## Stored data

-- Start --

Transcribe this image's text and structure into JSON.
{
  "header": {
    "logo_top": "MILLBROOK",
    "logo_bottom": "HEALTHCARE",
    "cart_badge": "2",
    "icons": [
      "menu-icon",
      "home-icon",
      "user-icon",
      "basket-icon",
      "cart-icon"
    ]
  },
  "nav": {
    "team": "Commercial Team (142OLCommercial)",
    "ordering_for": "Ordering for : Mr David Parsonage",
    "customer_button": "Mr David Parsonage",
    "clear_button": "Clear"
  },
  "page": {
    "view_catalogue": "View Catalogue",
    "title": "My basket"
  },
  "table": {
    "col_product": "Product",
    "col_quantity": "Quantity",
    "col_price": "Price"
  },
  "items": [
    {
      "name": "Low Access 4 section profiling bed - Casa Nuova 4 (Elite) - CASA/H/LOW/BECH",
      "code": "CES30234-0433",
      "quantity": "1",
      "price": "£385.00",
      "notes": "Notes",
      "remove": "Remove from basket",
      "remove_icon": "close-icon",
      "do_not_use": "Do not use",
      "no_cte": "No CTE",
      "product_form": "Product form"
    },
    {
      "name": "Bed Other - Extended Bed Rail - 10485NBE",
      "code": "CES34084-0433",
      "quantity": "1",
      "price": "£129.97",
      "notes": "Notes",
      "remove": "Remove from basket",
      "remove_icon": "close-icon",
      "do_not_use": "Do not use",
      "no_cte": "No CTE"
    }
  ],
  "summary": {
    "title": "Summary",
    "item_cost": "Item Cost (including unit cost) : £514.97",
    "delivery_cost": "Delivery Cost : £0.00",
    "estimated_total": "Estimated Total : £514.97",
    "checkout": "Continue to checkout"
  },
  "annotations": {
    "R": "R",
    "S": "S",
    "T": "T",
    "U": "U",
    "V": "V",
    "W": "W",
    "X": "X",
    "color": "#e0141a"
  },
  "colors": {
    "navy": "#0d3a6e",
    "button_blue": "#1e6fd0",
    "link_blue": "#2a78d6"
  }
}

-- End --

## Task goal
Return from the data every line that holds "basket".

## Answer
      "basket-icon",
    "title": "My basket"
      "remove": "Remove from basket",
      "remove": "Remove from basket",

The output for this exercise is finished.